## Requirement:
Scan the lines below for the string "this" and copy every one that has it.

## Material:
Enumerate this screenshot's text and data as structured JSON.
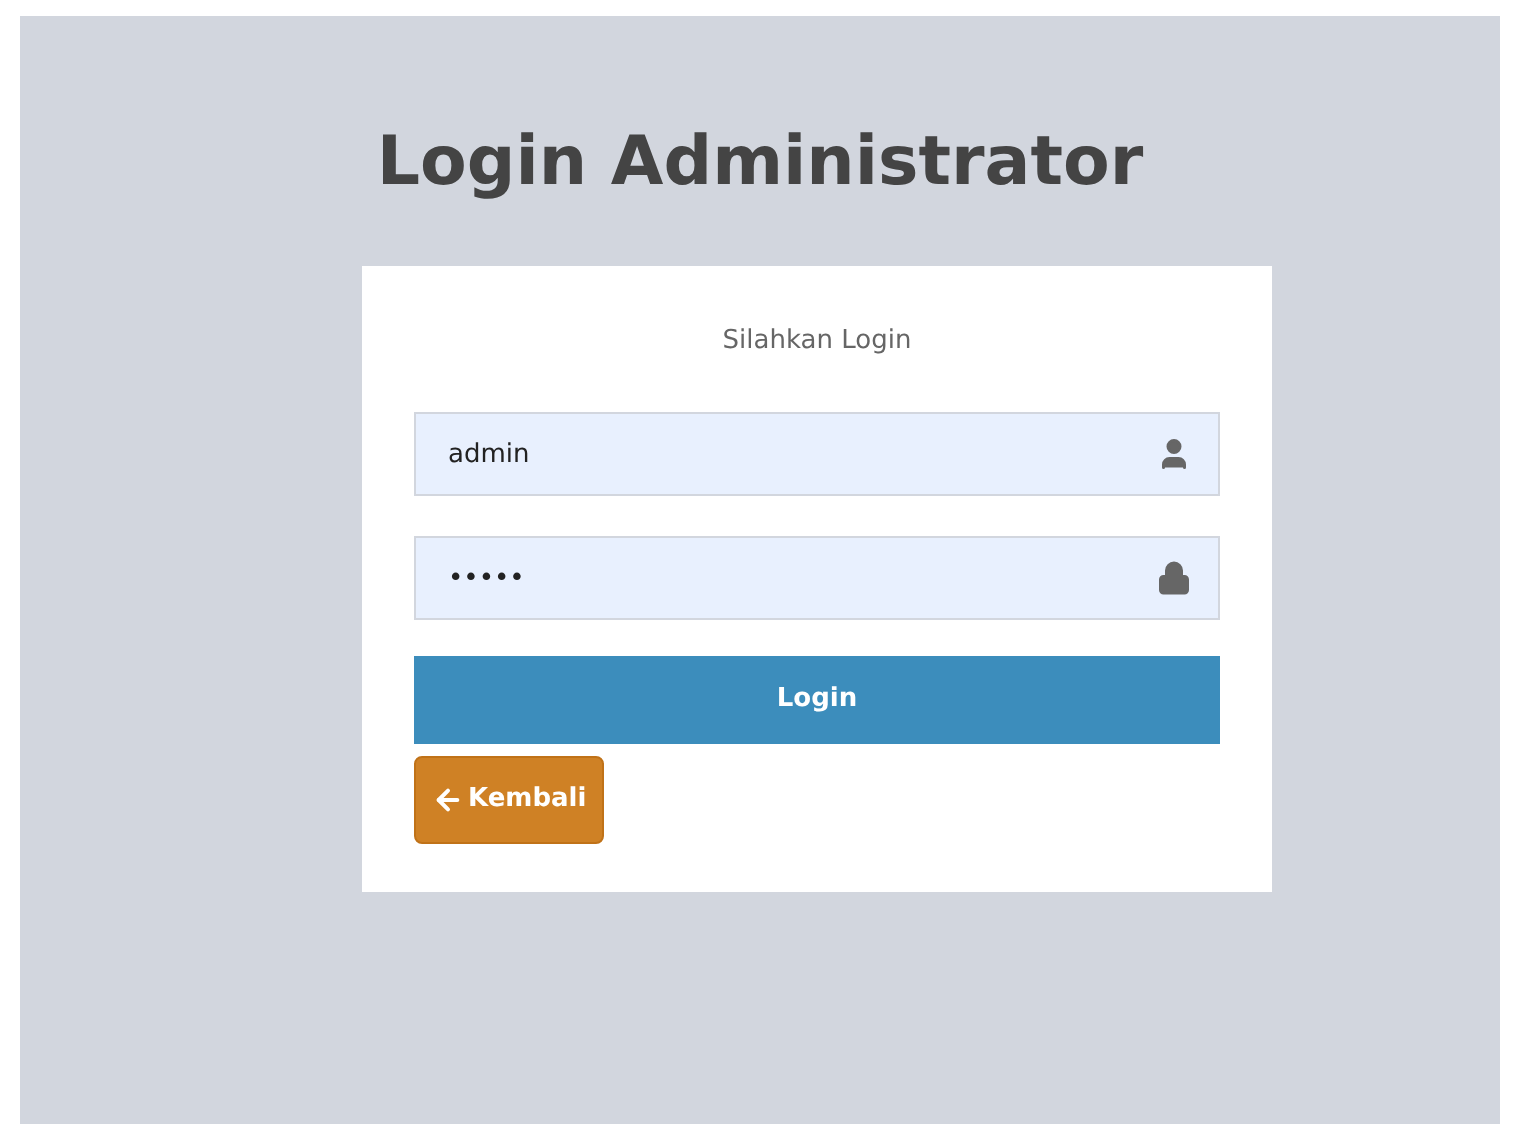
{
  "title": "Login Administrator",
  "card": {
    "heading": "Silahkan Login",
    "fields": [
      {
        "kind": "user",
        "value": "admin"
      },
      {
        "kind": "password",
        "value": "•••••"
      }
    ],
    "login_button": "Login",
    "back_button": {
      "label": "Kembali"
    }
  }
}
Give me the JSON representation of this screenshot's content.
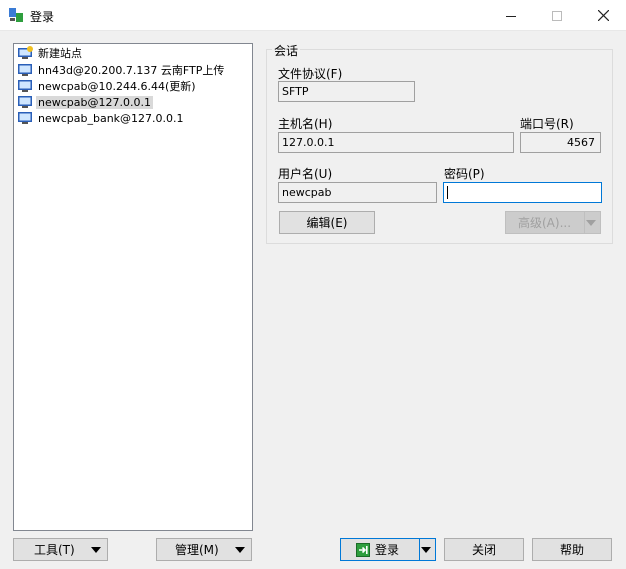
{
  "window": {
    "title": "登录"
  },
  "site_tree": {
    "items": [
      {
        "label": "新建站点",
        "icon": "new-site-icon",
        "selected": false
      },
      {
        "label": "hn43d@20.200.7.137 云南FTP上传",
        "icon": "computer-icon",
        "selected": false
      },
      {
        "label": "newcpab@10.244.6.44(更新)",
        "icon": "computer-icon",
        "selected": false
      },
      {
        "label": "newcpab@127.0.0.1",
        "icon": "computer-icon",
        "selected": true
      },
      {
        "label": "newcpab_bank@127.0.0.1",
        "icon": "computer-icon",
        "selected": false
      }
    ]
  },
  "session": {
    "group_title": "会话",
    "protocol_label": "文件协议(F)",
    "protocol_value": "SFTP",
    "host_label": "主机名(H)",
    "host_value": "127.0.0.1",
    "port_label": "端口号(R)",
    "port_value": "4567",
    "user_label": "用户名(U)",
    "user_value": "newcpab",
    "password_label": "密码(P)",
    "password_value": "",
    "edit_button": "编辑(E)",
    "advanced_button": "高级(A)..."
  },
  "footer": {
    "tools_button": "工具(T)",
    "manage_button": "管理(M)",
    "login_button": "登录",
    "close_button": "关闭",
    "help_button": "帮助"
  },
  "colors": {
    "accent": "#0078d7",
    "selection": "#d9d9d9",
    "login_icon_green": "#2e9e3e"
  }
}
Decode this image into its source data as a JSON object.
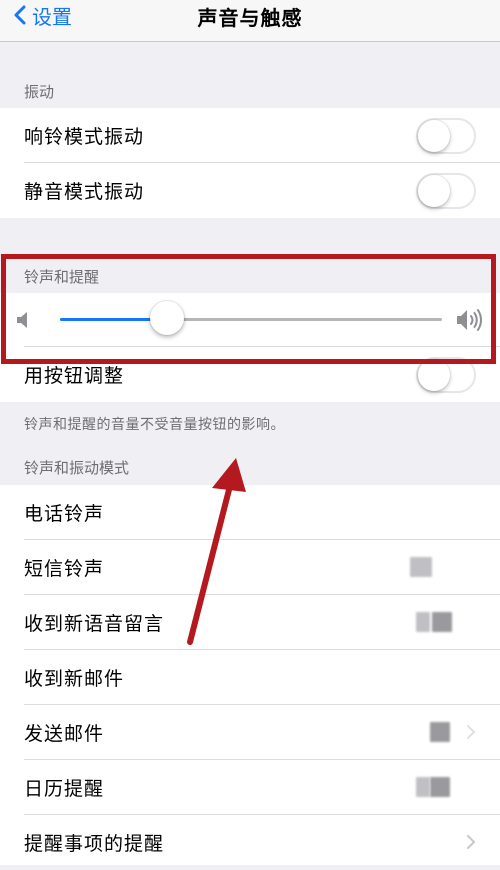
{
  "nav": {
    "back_label": "设置",
    "title": "声音与触感"
  },
  "sections": {
    "vibration_header": "振动",
    "ringer_header": "铃声和提醒",
    "ringtone_header": "铃声和振动模式"
  },
  "vibration": {
    "ring_mode": {
      "label": "响铃模式振动",
      "on": false
    },
    "silent_mode": {
      "label": "静音模式振动",
      "on": false
    }
  },
  "ringer": {
    "volume": 0.28,
    "change_with_buttons": {
      "label": "用按钮调整",
      "on": false
    },
    "footer_note": "铃声和提醒的音量不受音量按钮的影响。"
  },
  "ringtones": {
    "items": [
      {
        "label": "电话铃声"
      },
      {
        "label": "短信铃声"
      },
      {
        "label": "收到新语音留言"
      },
      {
        "label": "收到新邮件"
      },
      {
        "label": "发送邮件"
      },
      {
        "label": "日历提醒"
      },
      {
        "label": "提醒事项的提醒"
      }
    ]
  },
  "colors": {
    "accent": "#1478f6",
    "annotation_red": "#b3191f",
    "background": "#efeff4"
  },
  "icons": {
    "back": "chevron-left-icon",
    "volume_low": "speaker-low-icon",
    "volume_high": "speaker-high-icon",
    "disclosure": "chevron-right-icon"
  }
}
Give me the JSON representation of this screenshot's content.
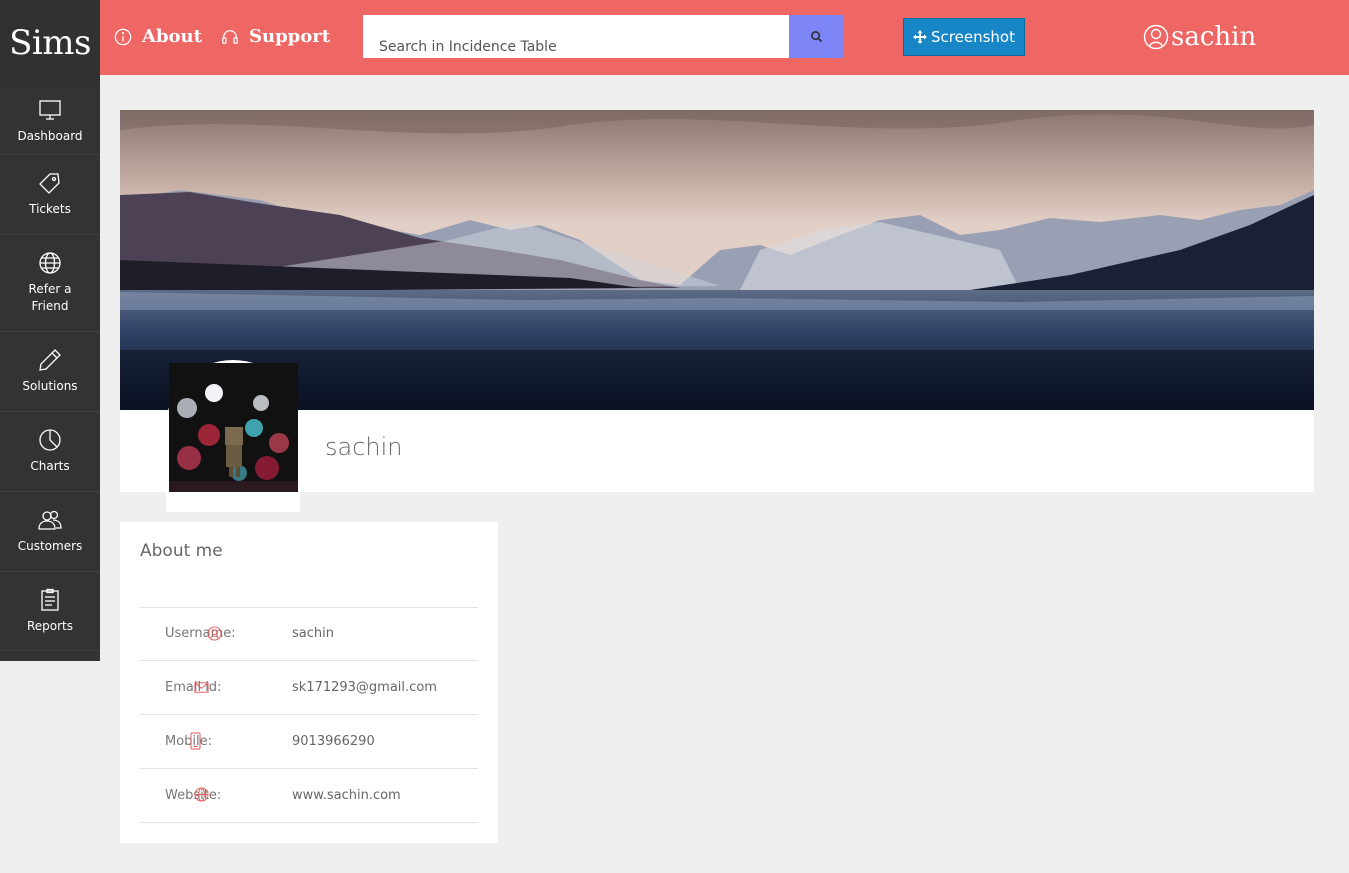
{
  "brand": {
    "name": "Sims"
  },
  "sidebar": {
    "items": [
      {
        "label": "Dashboard",
        "icon": "monitor-icon"
      },
      {
        "label": "Tickets",
        "icon": "tag-icon"
      },
      {
        "label": "Refer a Friend",
        "icon": "globe-icon"
      },
      {
        "label": "Solutions",
        "icon": "pencil-icon"
      },
      {
        "label": "Charts",
        "icon": "pie-chart-icon"
      },
      {
        "label": "Customers",
        "icon": "users-icon"
      },
      {
        "label": "Reports",
        "icon": "clipboard-icon"
      }
    ]
  },
  "header": {
    "about_label": "About",
    "support_label": "Support",
    "search_placeholder": "Search in Incidence Table",
    "screenshot_label": "Screenshot",
    "user_name": "sachin",
    "accent": "#ee6764",
    "search_button_color": "#7e85f7",
    "screenshot_button_color": "#1786c6"
  },
  "profile": {
    "name": "sachin"
  },
  "about": {
    "title": "About me",
    "rows": [
      {
        "label": "Username:",
        "value": "sachin",
        "icon": "user-icon"
      },
      {
        "label": "Email id:",
        "value": "sk171293@gmail.com",
        "icon": "mail-icon"
      },
      {
        "label": "Mobile:",
        "value": "9013966290",
        "icon": "phone-icon"
      },
      {
        "label": "Website:",
        "value": "www.sachin.com",
        "icon": "globe-icon"
      }
    ]
  }
}
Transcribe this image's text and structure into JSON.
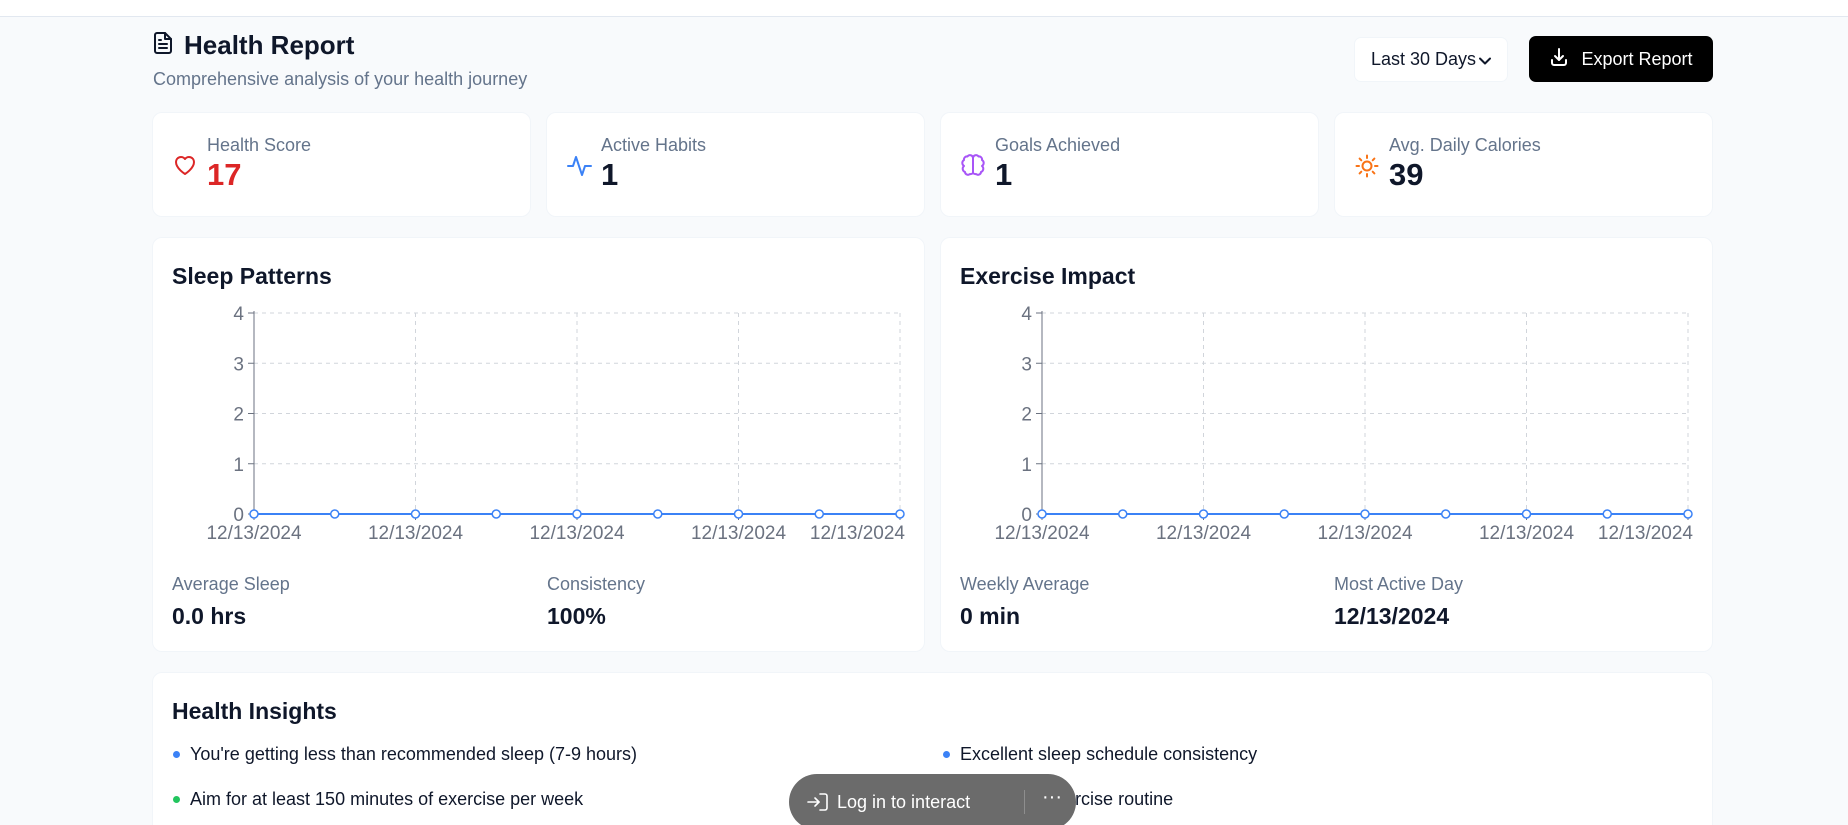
{
  "header": {
    "title": "Health Report",
    "subtitle": "Comprehensive analysis of your health journey",
    "icon": "file-text-icon",
    "range": "Last 30 Days",
    "export_label": "Export Report"
  },
  "stats": [
    {
      "label": "Health Score",
      "value": "17",
      "icon": "heart-icon",
      "color": "#dc2626"
    },
    {
      "label": "Active Habits",
      "value": "1",
      "icon": "activity-icon",
      "color": "#3b82f6"
    },
    {
      "label": "Goals Achieved",
      "value": "1",
      "icon": "brain-icon",
      "color": "#a855f7"
    },
    {
      "label": "Avg. Daily Calories",
      "value": "39",
      "icon": "sun-icon",
      "color": "#f97316"
    }
  ],
  "sleep": {
    "title": "Sleep Patterns",
    "metric1_label": "Average Sleep",
    "metric1_value": "0.0 hrs",
    "metric2_label": "Consistency",
    "metric2_value": "100%"
  },
  "exercise": {
    "title": "Exercise Impact",
    "metric1_label": "Weekly Average",
    "metric1_value": "0 min",
    "metric2_label": "Most Active Day",
    "metric2_value": "12/13/2024"
  },
  "insights": {
    "title": "Health Insights",
    "items": [
      {
        "text": "You're getting less than recommended sleep (7-9 hours)",
        "color": "#3b82f6"
      },
      {
        "text": "Excellent sleep schedule consistency",
        "color": "#3b82f6"
      },
      {
        "text": "Aim for at least 150 minutes of exercise per week",
        "color": "#22c55e"
      },
      {
        "text": "consistent exercise routine",
        "color": "#22c55e"
      }
    ]
  },
  "login": {
    "label": "Log in to interact",
    "more": "···"
  },
  "chart_data": [
    {
      "type": "line",
      "x": [
        "12/13/2024",
        "12/13/2024",
        "12/13/2024",
        "12/13/2024",
        "12/13/2024",
        "12/13/2024",
        "12/13/2024",
        "12/13/2024",
        "12/13/2024"
      ],
      "x_tick_labels": [
        "12/13/2024",
        "12/13/2024",
        "12/13/2024",
        "12/13/2024",
        "12/13/2024"
      ],
      "series": [
        {
          "values": [
            0,
            0,
            0,
            0,
            0,
            0,
            0,
            0,
            0
          ],
          "color": "#3b82f6"
        }
      ],
      "yticks": [
        0,
        1,
        2,
        3,
        4
      ],
      "ylim": [
        0,
        4
      ],
      "grid": true
    },
    {
      "type": "line",
      "x": [
        "12/13/2024",
        "12/13/2024",
        "12/13/2024",
        "12/13/2024",
        "12/13/2024",
        "12/13/2024",
        "12/13/2024",
        "12/13/2024",
        "12/13/2024"
      ],
      "x_tick_labels": [
        "12/13/2024",
        "12/13/2024",
        "12/13/2024",
        "12/13/2024",
        "12/13/2024"
      ],
      "series": [
        {
          "values": [
            0,
            0,
            0,
            0,
            0,
            0,
            0,
            0,
            0
          ],
          "color": "#3b82f6"
        }
      ],
      "yticks": [
        0,
        1,
        2,
        3,
        4
      ],
      "ylim": [
        0,
        4
      ],
      "grid": true
    }
  ]
}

## Complete answer:
Enumerate this screenshot's text and data as structured JSON.
Give me the JSON representation of this screenshot's content.
Decode this image into its source data as a JSON object.
Give me the JSON representation of this screenshot's content.
Transcribe this image's text and structure into JSON.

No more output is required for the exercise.